Aim:
From the anomaly detection post below, extract the passage word for word, starting at "Method: We estimate" and stopping after "precision, low recall.".

# START OF Quoted text

Dear Andrew,
I am a great fan of your courses and have followed a lot of them. Anomaly detection is the only item so far, where I felt the method of gaussian MLE estimation you are suggesting is not optimal and they may be a better way.
Here is my suggestion:
Why not using Kernel Density estimates?
Method: We estimate the probability distribution as follows:
P(x) = 1/m * sum_i=1^m( prod_j=1^n( G(x; X_j^i, sigma) ) )
where
G is the one-variable gaussian function shown in the course
X^i are training examples
m is the number of training examples and n is the number of features.
Just like epsilon controls precision and recall, in my above suggestion the parameter sigma will also control precision and recall; high sigma → low precision, high recall and low sigma → high precision, low recall.
Although KDEs is not a proper statistical inference tool, however here we are not after exact distribution of the training data set.

# END OF Quoted text
# START OF Given data

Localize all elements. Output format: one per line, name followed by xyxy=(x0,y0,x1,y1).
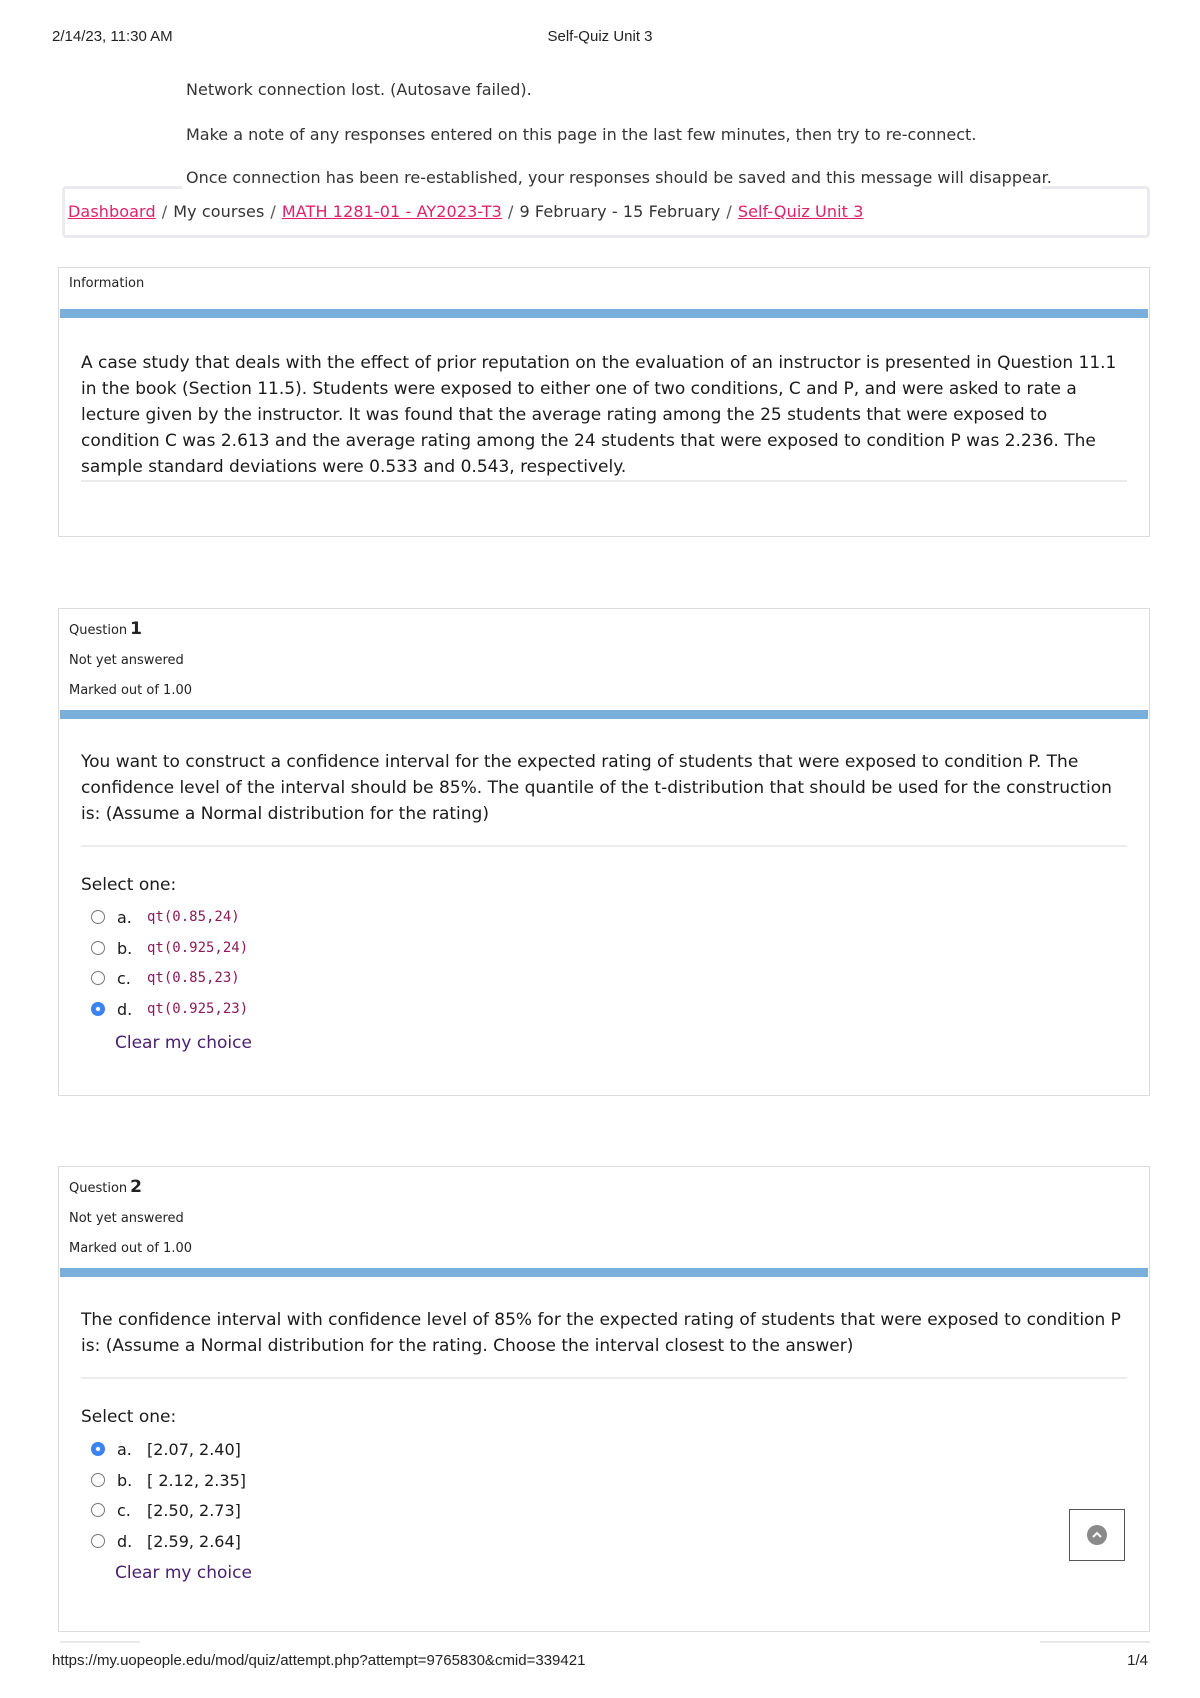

# END OF Given data

Exercise output:
Method: We estimate the probability distribution as follows:
P(x) = 1/m * sum_i=1^m( prod_j=1^n( G(x; X_j^i, sigma) ) )
where
G is the one-variable gaussian function shown in the course
X^i are training examples
m is the number of training examples and n is the number of features.
Just like epsilon controls precision and recall, in my above suggestion the parameter sigma will also control precision and recall; high sigma → low precision, high recall and low sigma → high precision, low recall.